- Artículo -
----
Anton Webern: Seis piezas para orquesta

A diferencia del aforismo, que nos invita a sumergirnos dentro de su bruma de significado, los pequeños diamantes, cristales de perfecta estructura, te invitan a minar nuevamente en su búsqueda. Deseamos encontrar de nuevo en la vida construcciones tan apasionantes, breves cuentos encapsulados y abandonados tras la partida del tiempo, como la soledad después de la muerte, el encuentro con un hermano o el disparo al sujeto de la luz distante, una vez entrado el toque de queda.

Anton Webern nació en 1883. El padre del compositor era ingeniero de minería y su madre, ella pianista y cantante, fue quien le introdujo a la música. Creció en varias provincias austriacas al igual que en Viena, donde se desarrollaría la mayor parte de su carrera. Estudió musicología y composición en la Universidad de Viena. A sus 21 años conoció a su maestro y amigo Arnold Schoenberg. Poco tiempo después, bajo su tutela, compondría una de sus obras más importantes, una pasacalle en honor a su madre después de su repentina muerte.
----
- Tareas -
A - Traduce al inglés esta oración del artículo sobre Anton Webern: "Estudió musicología y composición en la Universidad de Viena."
B - Del artículo sobre Anton Webern, copia palabra por palabra todo lo que va desde "Anton Webern: Seis" hasta "toque de queda.".
C - Responde con base en el artículo sobre Anton Webern:
(i) Al comienzo, ¿con qué se contrasta a los pequeños diamantes?
(ii) ¿En qué año nació Anton Webern?
(iii) ¿A qué edad conoció a Arnold Schoenberg?

- Entradas extraídas -
----
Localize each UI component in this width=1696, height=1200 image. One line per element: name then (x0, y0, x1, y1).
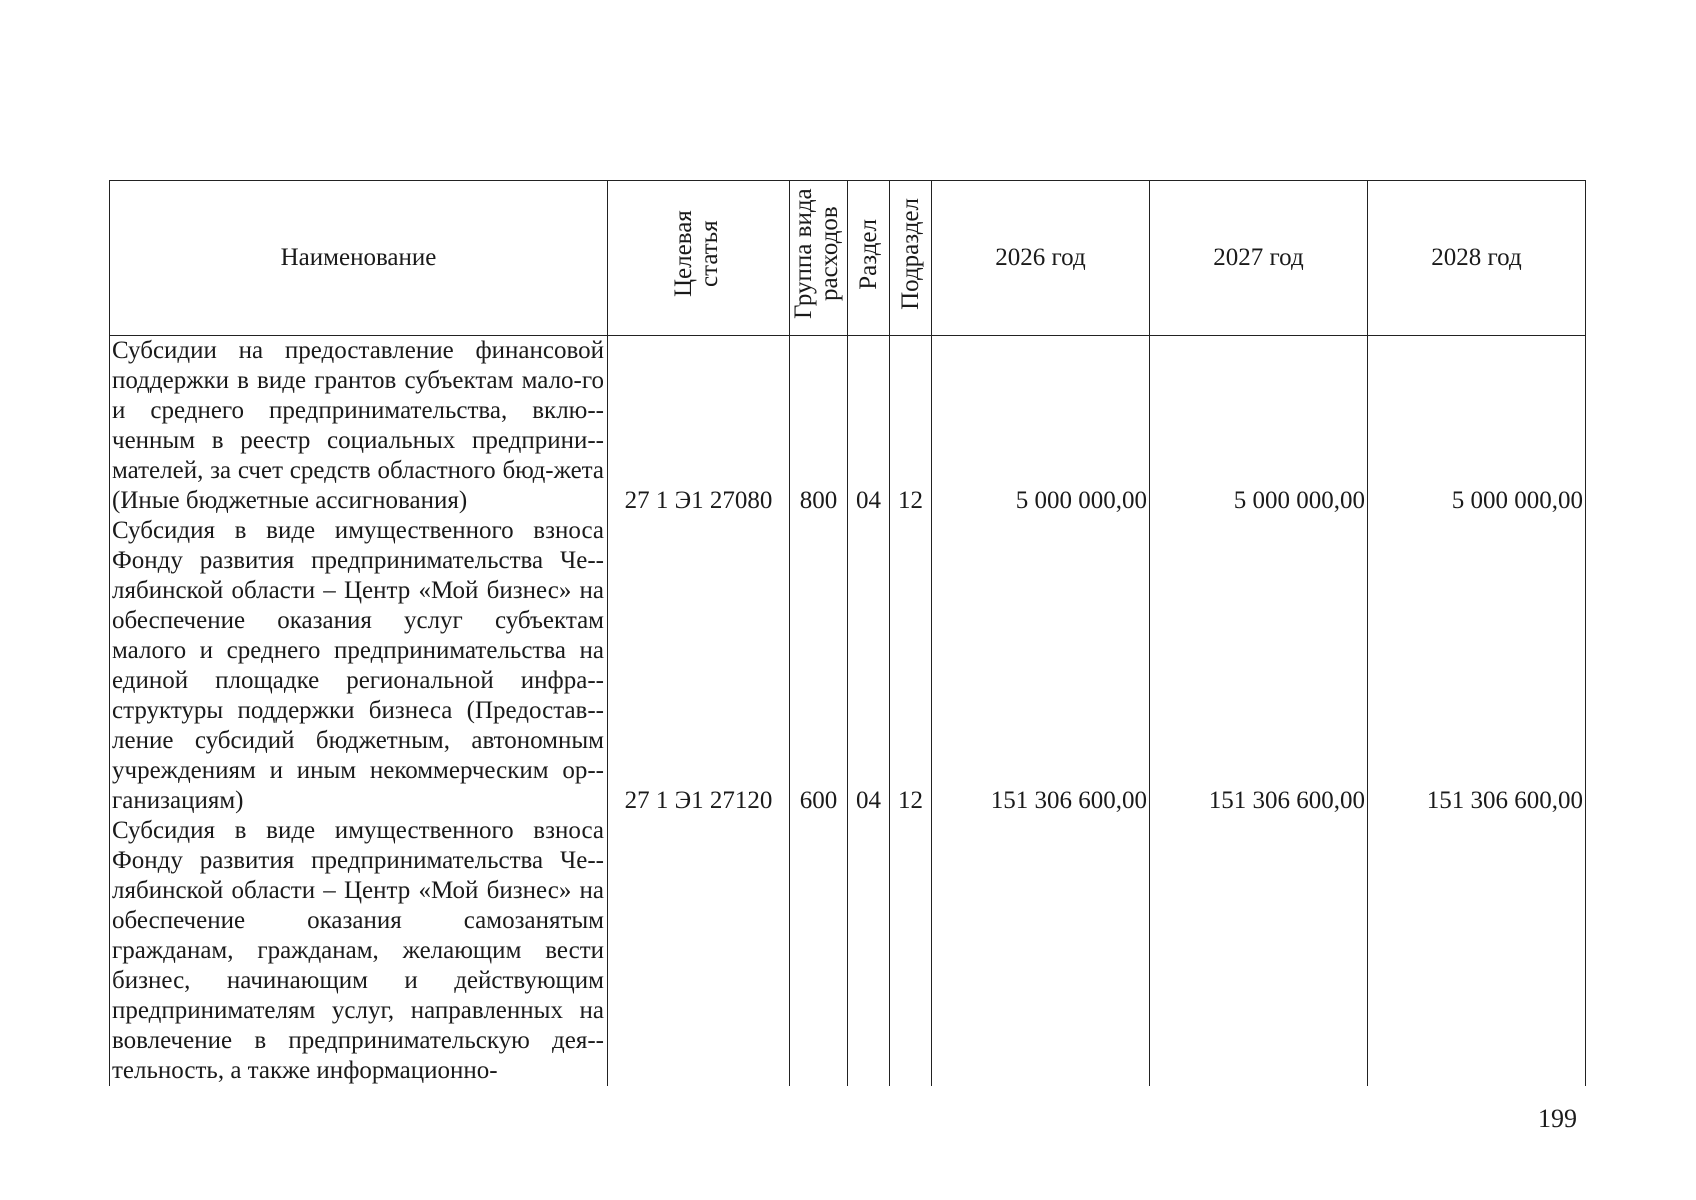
row-amount-2026: 151 306 600,00 (932, 516, 1150, 816)
row-subsection: 12 (890, 516, 932, 816)
row-amount-2027: 5 000 000,00 (1150, 336, 1368, 517)
table-row (110, 816, 1586, 1086)
row-name: Субсидия в виде имущественного взноса Фонду развития предпринимательства Че-лябинской области – Центр «Мой бизнес» на обеспечение оказания самозанятым гражданам, гражданам, желающим вести бизнес, начинающим и действующим предпринимателям услуг, направленных на вовлечение в предпринимательскую дея-тельность, а также информационно- (110, 816, 608, 1086)
header-section: Раздел (848, 181, 890, 336)
header-subsection: Подраздел (890, 181, 932, 336)
row-subsection (890, 816, 932, 1086)
row-expense-group (790, 816, 848, 1086)
row-section (848, 816, 890, 1086)
table-row (110, 516, 1586, 816)
row-amount-2028 (1368, 816, 1586, 1086)
row-amount-2026: 5 000 000,00 (932, 336, 1150, 517)
row-target-article (608, 816, 790, 1086)
row-subsection: 12 (890, 336, 932, 517)
row-name: Субсидии на предоставление финансовой поддержки в виде грантов субъектам мало-го и среднего предпринимательства, вклю-ченным в реестр социальных предприни-мателей, за счет средств областного бюд-жета (Иные бюджетные ассигнования) (110, 336, 608, 517)
budget-table (109, 180, 1586, 1086)
header-row (110, 181, 1586, 336)
table-header (110, 181, 1586, 336)
header-name: Наименование (110, 181, 608, 336)
header-year-2027: 2027 год (1150, 181, 1368, 336)
header-target-article: Целевая статья (608, 181, 790, 336)
table-row (110, 336, 1586, 517)
header-expense-group: Группа вида расходов (790, 181, 848, 336)
row-amount-2027 (1150, 816, 1368, 1086)
row-section: 04 (848, 516, 890, 816)
row-target-article: 27 1 Э1 27120 (608, 516, 790, 816)
row-amount-2026 (932, 816, 1150, 1086)
table-body (110, 336, 1586, 1087)
row-amount-2028: 5 000 000,00 (1368, 336, 1586, 517)
header-year-2026: 2026 год (932, 181, 1150, 336)
header-year-2028: 2028 год (1368, 181, 1586, 336)
row-expense-group: 800 (790, 336, 848, 517)
row-target-article: 27 1 Э1 27080 (608, 336, 790, 517)
row-name: Субсидия в виде имущественного взноса Фонду развития предпринимательства Че-лябинской области – Центр «Мой бизнес» на обеспечение оказания услуг субъектам малого и среднего предпринимательства на единой площадке региональной инфра-структуры поддержки бизнеса (Предостав-ление субсидий бюджетным, автономным учреждениям и иным некоммерческим ор-ганизациям) (110, 516, 608, 816)
row-amount-2027: 151 306 600,00 (1150, 516, 1368, 816)
row-amount-2028: 151 306 600,00 (1368, 516, 1586, 816)
page-number: 199 (1538, 1104, 1577, 1133)
row-section: 04 (848, 336, 890, 517)
row-expense-group: 600 (790, 516, 848, 816)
----
- Respuestas a continuación -
A - He studied musicology and composition at the University of Vienna.

B -
Anton Webern: Seis piezas para orquesta

A diferencia del aforismo, que nos invita a sumergirnos dentro de su bruma de significado, los pequeños diamantes, cristales de perfecta estructura, te invitan a minar nuevamente en su búsqueda. Deseamos encontrar de nuevo en la vida construcciones tan apasionantes, breves cuentos encapsulados y abandonados tras la partida del tiempo, como la soledad después de la muerte, el encuentro con un hermano o el disparo al sujeto de la luz distante, una vez entrado el toque de queda.

C -
(i) Con el aforismo.
(ii) En 1883.
(iii) A los 21 años.